[Stored data entries]
>> BEGIN

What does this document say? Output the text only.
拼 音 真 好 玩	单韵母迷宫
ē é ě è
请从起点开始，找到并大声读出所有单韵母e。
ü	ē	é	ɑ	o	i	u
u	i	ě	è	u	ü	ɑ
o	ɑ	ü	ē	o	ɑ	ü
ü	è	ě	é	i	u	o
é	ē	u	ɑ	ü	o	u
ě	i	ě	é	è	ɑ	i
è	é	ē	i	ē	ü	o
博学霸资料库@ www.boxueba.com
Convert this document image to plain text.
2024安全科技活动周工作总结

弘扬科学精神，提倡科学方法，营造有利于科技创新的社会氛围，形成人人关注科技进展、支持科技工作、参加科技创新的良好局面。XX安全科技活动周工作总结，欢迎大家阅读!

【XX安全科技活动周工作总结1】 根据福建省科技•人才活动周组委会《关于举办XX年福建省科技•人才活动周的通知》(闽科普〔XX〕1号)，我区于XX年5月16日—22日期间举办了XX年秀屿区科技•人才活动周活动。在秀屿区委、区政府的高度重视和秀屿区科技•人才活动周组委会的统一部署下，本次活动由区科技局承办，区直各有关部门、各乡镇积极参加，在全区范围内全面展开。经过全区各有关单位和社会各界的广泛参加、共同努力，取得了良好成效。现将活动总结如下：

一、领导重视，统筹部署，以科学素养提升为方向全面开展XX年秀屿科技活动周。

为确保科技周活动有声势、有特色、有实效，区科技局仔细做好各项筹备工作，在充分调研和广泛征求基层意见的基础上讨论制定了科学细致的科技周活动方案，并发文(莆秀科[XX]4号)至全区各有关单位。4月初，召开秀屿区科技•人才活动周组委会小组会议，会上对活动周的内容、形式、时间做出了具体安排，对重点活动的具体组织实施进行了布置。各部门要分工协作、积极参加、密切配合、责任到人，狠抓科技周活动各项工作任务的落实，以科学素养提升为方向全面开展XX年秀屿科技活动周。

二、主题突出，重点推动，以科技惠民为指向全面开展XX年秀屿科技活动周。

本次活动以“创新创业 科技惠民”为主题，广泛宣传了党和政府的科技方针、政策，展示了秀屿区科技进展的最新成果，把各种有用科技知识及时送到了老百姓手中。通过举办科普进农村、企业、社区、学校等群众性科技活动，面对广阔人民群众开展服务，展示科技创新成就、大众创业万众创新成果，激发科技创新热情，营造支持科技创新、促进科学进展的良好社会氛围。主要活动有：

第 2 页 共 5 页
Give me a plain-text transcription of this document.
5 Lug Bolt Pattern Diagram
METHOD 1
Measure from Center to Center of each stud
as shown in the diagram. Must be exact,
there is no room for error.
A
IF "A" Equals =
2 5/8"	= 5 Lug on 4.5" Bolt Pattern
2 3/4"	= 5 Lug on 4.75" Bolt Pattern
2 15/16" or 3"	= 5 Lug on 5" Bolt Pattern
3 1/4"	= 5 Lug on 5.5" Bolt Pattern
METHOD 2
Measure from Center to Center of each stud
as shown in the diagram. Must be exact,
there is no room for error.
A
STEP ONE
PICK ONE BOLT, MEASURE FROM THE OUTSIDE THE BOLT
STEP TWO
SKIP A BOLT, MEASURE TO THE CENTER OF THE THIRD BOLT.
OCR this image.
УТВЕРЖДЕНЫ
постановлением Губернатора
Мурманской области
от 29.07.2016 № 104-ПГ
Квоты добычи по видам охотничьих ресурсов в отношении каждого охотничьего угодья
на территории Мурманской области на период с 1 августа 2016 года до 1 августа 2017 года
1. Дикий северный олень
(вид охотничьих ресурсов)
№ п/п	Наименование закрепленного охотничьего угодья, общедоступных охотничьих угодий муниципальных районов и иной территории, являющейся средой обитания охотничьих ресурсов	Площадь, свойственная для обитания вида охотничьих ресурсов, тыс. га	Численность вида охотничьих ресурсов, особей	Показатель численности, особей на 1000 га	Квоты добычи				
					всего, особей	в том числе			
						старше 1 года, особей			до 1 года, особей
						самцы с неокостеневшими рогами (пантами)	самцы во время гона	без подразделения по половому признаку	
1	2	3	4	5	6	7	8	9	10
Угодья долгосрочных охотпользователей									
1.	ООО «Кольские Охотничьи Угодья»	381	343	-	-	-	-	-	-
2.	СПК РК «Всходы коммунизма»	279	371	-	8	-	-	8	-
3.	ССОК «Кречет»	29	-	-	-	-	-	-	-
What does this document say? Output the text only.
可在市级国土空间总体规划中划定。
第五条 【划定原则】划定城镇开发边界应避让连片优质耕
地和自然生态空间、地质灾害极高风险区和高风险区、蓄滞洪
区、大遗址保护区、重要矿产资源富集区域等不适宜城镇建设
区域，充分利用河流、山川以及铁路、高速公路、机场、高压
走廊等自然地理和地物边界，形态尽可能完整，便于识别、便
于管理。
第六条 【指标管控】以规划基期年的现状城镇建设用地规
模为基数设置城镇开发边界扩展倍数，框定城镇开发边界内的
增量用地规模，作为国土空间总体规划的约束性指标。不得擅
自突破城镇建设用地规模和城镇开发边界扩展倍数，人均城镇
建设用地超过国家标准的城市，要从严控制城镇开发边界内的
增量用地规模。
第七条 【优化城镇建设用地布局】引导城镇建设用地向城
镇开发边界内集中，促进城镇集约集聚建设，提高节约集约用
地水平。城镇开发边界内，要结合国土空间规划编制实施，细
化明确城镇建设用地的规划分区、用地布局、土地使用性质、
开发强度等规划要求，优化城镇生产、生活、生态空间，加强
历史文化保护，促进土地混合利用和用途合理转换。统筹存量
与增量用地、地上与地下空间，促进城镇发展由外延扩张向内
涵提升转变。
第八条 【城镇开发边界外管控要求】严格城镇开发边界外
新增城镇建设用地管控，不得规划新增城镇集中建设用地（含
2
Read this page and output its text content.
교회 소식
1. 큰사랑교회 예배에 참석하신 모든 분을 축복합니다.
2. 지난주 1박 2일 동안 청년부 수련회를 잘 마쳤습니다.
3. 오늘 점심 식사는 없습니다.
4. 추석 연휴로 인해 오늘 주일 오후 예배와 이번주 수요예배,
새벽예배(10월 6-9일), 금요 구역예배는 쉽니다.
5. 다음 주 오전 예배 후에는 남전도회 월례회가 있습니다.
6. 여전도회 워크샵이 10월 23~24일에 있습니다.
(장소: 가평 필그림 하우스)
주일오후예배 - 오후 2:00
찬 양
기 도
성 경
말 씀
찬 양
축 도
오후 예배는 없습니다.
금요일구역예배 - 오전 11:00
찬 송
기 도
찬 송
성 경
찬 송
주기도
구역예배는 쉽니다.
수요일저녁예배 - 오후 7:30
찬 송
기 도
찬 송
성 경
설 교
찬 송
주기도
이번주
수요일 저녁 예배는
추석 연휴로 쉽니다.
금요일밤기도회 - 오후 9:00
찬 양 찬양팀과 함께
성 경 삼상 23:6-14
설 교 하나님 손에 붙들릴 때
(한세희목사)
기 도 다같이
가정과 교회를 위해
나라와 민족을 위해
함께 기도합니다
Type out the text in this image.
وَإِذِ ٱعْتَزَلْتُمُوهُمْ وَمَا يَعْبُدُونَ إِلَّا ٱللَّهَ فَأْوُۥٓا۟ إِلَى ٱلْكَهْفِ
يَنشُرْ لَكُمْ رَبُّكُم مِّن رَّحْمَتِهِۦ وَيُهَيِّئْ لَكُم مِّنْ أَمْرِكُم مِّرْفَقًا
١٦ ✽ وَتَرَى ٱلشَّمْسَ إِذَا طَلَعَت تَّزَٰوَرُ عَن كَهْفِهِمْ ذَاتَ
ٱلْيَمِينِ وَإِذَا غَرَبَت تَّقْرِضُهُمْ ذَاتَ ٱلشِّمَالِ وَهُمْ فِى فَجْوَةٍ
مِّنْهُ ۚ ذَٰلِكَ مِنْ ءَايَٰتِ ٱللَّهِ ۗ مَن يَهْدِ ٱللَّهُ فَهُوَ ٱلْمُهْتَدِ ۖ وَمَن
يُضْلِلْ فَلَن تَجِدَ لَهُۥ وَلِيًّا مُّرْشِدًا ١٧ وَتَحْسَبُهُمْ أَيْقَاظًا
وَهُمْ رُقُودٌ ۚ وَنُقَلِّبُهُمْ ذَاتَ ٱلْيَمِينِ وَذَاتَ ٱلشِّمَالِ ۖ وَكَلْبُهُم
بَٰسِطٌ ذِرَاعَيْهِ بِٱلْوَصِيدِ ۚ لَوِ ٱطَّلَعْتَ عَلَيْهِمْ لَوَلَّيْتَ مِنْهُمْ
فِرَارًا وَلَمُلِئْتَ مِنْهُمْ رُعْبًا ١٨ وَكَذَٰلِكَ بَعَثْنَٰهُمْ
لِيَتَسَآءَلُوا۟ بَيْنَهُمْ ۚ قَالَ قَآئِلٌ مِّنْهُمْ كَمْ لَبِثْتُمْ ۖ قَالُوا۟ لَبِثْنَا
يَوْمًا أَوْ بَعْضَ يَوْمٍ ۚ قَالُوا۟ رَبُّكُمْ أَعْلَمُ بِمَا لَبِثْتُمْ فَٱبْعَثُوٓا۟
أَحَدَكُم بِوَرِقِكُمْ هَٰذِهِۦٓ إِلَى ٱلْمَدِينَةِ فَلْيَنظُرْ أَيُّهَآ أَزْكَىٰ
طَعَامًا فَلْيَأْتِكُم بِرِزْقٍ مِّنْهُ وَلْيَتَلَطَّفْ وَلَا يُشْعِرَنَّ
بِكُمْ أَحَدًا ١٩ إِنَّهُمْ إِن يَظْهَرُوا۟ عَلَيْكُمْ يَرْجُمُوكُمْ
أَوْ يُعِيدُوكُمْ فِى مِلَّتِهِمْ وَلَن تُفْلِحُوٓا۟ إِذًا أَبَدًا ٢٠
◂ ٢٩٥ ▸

>> END

Your task
Lines holding the word "this" should be counted across the entries; state only how many there are.

Solution
7